:: Document extract ::
It makes you anti-fascist, almost by definition. Someone once wrote that fascism is what results when corporations and government are so intertwined that it's impossible to tell where one ends and the next begins... which makes it the exact opposite of Communism philosophically, yet nearly identical to it for all intents and purposes. Chicken, egg. Neither form of government is very good for the people under it, as the 20th century amply demonstrated -- the only thing worse is some form of cruel absolutism or mindless theocracy -- which explains why, when Palin and Beck claim to know the mind of God, I run in the opposite direction.

That said...I'd prefer to refer to BT as a anti-fascist as opposed to a minarchist. Or perhaps a neo-feudalist.

Liberty's Edge

Freehold DM wrote:
houstonderek wrote:
ProfessorCirno wrote:
This whole thread becomes a million times more hilarious when you realize that America as a whole is so laughably right swinging that our "radical liberalism" is what most other countries call "a bit to the right, but overall close to the center"

:: Instruction 1 ::
Put the record lines starting at the one containing "life-label: ♥Life♥ xyxy=(103,1,239,36)" and ending at the one containing "rainbow-gem-icon[interactable] xyxy=(930,428,954,456)" into a JSON list of strings, one string per line, leaving out blank lines.
The text and the records were taken from separate, unrelated sources.

Records from a data collection:
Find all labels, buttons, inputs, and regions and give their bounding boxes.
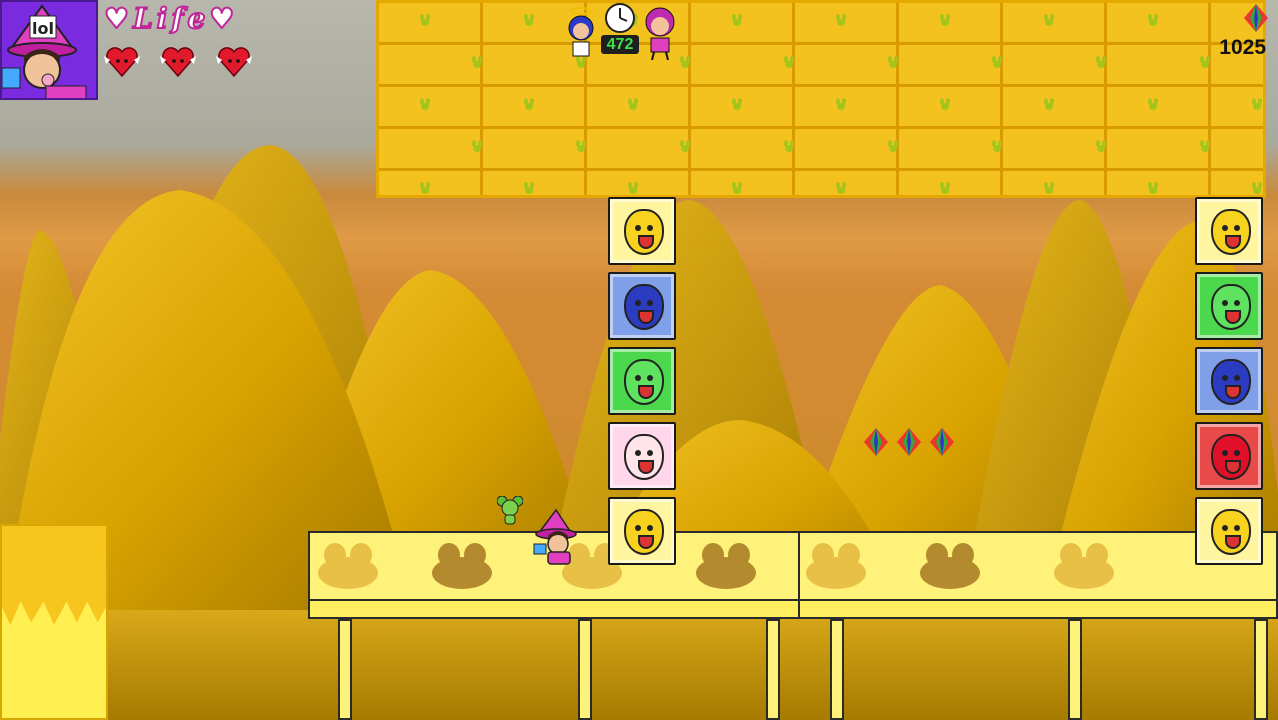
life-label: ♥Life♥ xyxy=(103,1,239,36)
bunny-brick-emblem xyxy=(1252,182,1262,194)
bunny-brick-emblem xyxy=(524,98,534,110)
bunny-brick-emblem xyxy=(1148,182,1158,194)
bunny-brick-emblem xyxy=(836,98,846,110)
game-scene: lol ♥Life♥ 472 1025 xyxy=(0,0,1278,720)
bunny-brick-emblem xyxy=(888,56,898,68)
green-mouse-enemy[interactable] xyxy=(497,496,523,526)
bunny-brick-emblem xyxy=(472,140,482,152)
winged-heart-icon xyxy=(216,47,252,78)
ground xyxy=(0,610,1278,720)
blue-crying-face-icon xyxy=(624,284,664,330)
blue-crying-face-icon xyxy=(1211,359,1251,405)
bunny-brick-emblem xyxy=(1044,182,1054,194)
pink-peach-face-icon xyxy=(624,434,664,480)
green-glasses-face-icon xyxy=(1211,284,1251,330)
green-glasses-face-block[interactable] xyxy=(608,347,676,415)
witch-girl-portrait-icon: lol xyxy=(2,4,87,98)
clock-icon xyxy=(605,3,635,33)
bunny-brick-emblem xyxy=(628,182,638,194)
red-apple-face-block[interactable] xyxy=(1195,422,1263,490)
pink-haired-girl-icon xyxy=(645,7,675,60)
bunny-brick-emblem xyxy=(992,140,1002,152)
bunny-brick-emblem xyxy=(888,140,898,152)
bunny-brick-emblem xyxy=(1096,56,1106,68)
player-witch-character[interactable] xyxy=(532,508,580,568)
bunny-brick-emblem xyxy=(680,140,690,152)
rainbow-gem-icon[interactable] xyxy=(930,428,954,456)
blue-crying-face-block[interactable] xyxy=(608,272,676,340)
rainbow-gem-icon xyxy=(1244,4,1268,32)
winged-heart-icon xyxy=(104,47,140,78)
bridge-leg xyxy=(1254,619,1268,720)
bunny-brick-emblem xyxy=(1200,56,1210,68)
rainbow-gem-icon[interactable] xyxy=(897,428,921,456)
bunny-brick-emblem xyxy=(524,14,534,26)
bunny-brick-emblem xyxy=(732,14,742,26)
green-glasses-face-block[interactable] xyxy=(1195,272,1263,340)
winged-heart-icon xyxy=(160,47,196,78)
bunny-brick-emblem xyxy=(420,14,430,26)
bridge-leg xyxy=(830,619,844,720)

:: Instruction 2 ::
Continue the forum discussion of fascism and American politics from its final line.

:: Answer 1 ::
[
  "life-label: ♥Life♥ xyxy=(103,1,239,36)",
  "bunny-brick-emblem xyxy=(1252,182,1262,194)",
  "bunny-brick-emblem xyxy=(524,98,534,110)",
  "bunny-brick-emblem xyxy=(1148,182,1158,194)",
  "bunny-brick-emblem xyxy=(836,98,846,110)",
  "game-scene: lol ♥Life♥ 472 1025 xyxy=(0,0,1278,720)",
  "bunny-brick-emblem xyxy=(888,56,898,68)",
  "green-mouse-enemy[interactable] xyxy=(497,496,523,526)",
  "bunny-brick-emblem xyxy=(472,140,482,152)",
  "winged-heart-icon xyxy=(216,47,252,78)",
  "ground xyxy=(0,610,1278,720)",
  "blue-crying-face-icon xyxy=(624,284,664,330)",
  "blue-crying-face-icon xyxy=(1211,359,1251,405)",
  "bunny-brick-emblem xyxy=(1044,182,1054,194)",
  "pink-peach-face-icon xyxy=(624,434,664,480)",
  "green-glasses-face-icon xyxy=(1211,284,1251,330)",
  "green-glasses-face-block[interactable] xyxy=(608,347,676,415)",
  "witch-girl-portrait-icon: lol xyxy=(2,4,87,98)",
  "clock-icon xyxy=(605,3,635,33)",
  "bunny-brick-emblem xyxy=(628,182,638,194)",
  "red-apple-face-block[interactable] xyxy=(1195,422,1263,490)",
  "pink-haired-girl-icon xyxy=(645,7,675,60)",
  "bunny-brick-emblem xyxy=(992,140,1002,152)",
  "bunny-brick-emblem xyxy=(888,140,898,152)",
  "bunny-brick-emblem xyxy=(1096,56,1106,68)",
  "player-witch-character[interactable] xyxy=(532,508,580,568)",
  "bunny-brick-emblem xyxy=(680,140,690,152)",
  "rainbow-gem-icon[interactable] xyxy=(930,428,954,456)"
]

:: Answer 2 ::
No joke.

Obama made the mistake of thinking he won because everyone believed in his "vision". Nope, everyone was just pissed at the Republicans for inflicting Bush on the country. 2010 was the public letting Obama know they didn't give him a mandate.

I suspect he's going to have a "Clinton Moment" tomorrow. He'll co-opt a bunch of the right's less distasteful (to Obama), obviously popular with the masses platforms and make them his, like Billy did after the 94 elections. If he can pull it off, he might get another four years. If not, one an done.

Fair enough, my conservative friend. Fair enough.

Just out of curiosity, why do I get labeled conservative (to carry on LazarX's "label" thing)?

I'm to the left of even Obama on gay marriage, drug prohibition, both wars, religion, a lot of environmental issues (I just think climate change "science" is more politics than science - when it comes to science, I'm all "Just the facts, ma'am"), immigration (guest worker NOW), and a host of other issues.

I'm only conservative on the budget (I have a daughter, I'd rather the country not be a subsidiary of Beijing when she grows up), guns (and I'd even argue I'm liberal there, it's a personal freedom issue in my eyes), and some state's rights issues.


Bitter Thorn wrote:
One of my most common frustrations from folks of many different stripes is when they make the leap that somehow because I want less government that I want no government.

When it comes to the way the american government has grown over the years, one looks very much like the other in theory. Not sure about practice.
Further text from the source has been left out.